### [What is asked]
Print all records exactly, leaving nothing out.

※ ※ ※

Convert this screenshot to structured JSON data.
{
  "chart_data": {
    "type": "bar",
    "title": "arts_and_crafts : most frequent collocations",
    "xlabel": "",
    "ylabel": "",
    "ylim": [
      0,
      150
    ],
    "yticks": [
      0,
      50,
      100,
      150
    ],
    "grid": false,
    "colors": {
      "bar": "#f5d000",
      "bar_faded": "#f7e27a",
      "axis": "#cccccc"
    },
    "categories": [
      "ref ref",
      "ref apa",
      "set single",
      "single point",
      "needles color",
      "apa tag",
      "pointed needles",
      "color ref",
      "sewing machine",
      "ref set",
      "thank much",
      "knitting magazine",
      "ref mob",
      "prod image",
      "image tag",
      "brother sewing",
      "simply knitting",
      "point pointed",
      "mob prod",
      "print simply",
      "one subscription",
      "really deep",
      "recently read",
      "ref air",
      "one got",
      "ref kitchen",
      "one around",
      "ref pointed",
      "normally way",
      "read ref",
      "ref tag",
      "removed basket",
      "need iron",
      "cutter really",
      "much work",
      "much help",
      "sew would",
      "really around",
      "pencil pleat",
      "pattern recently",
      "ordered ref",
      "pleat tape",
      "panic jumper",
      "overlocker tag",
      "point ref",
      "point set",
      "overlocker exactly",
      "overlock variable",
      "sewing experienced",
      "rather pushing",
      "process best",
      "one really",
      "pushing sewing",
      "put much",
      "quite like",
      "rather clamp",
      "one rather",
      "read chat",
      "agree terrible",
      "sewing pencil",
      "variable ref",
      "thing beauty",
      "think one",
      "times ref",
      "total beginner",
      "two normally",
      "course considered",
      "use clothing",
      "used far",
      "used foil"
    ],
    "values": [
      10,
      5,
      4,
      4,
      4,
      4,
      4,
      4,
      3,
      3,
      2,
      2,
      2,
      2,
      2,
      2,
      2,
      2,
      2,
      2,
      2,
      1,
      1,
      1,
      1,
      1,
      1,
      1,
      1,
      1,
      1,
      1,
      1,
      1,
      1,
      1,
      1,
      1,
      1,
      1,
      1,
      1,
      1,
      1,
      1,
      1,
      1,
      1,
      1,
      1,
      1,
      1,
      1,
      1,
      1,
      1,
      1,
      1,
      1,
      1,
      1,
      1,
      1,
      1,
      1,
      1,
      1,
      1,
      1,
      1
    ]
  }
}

※ ※ ※

### [Written reply]
Convert this screenshot to structured JSON data.
{
  "chart_data": {
    "type": "bar",
    "title": "arts_and_crafts : most frequent collocations",
    "xlabel": "",
    "ylabel": "",
    "ylim": [
      0,
      150
    ],
    "yticks": [
      0,
      50,
      100,
      150
    ],
    "grid": false,
    "colors": {
      "bar": "#f5d000",
      "bar_faded": "#f7e27a",
      "axis": "#cccccc"
    },
    "categories": [
      "ref ref",
      "ref apa",
      "set single",
      "single point",
      "needles color",
      "apa tag",
      "pointed needles",
      "color ref",
      "sewing machine",
      "ref set",
      "thank much",
      "knitting magazine",
      "ref mob",
      "prod image",
      "image tag",
      "brother sewing",
      "simply knitting",
      "point pointed",
      "mob prod",
      "print simply",
      "one subscription",
      "really deep",
      "recently read",
      "ref air",
      "one got",
      "ref kitchen",
      "one around",
      "ref pointed",
      "normally way",
      "read ref",
      "ref tag",
      "removed basket",
      "need iron",
      "cutter really",
      "much work",
      "much help",
      "sew would",
      "really around",
      "pencil pleat",
      "pattern recently",
      "ordered ref",
      "pleat tape",
      "panic jumper",
      "overlocker tag",
      "point ref",
      "point set",
      "overlocker exactly",
      "overlock variable",
      "sewing experienced",
      "rather pushing",
      "process best",
      "one really",
      "pushing sewing",
      "put much",
      "quite like",
      "rather clamp",
      "one rather",
      "read chat",
      "agree terrible",
      "sewing pencil",
      "variable ref",
      "thing beauty",
      "think one",
      "times ref",
      "total beginner",
      "two normally",
      "course considered",
      "use clothing",
      "used far",
      "used foil"
    ],
    "values": [
      10,
      5,
      4,
      4,
      4,
      4,
      4,
      4,
      3,
      3,
      2,
      2,
      2,
      2,
      2,
      2,
      2,
      2,
      2,
      2,
      2,
      1,
      1,
      1,
      1,
      1,
      1,
      1,
      1,
      1,
      1,
      1,
      1,
      1,
      1,
      1,
      1,
      1,
      1,
      1,
      1,
      1,
      1,
      1,
      1,
      1,
      1,
      1,
      1,
      1,
      1,
      1,
      1,
      1,
      1,
      1,
      1,
      1,
      1,
      1,
      1,
      1,
      1,
      1,
      1,
      1,
      1,
      1,
      1,
      1
    ]
  }
}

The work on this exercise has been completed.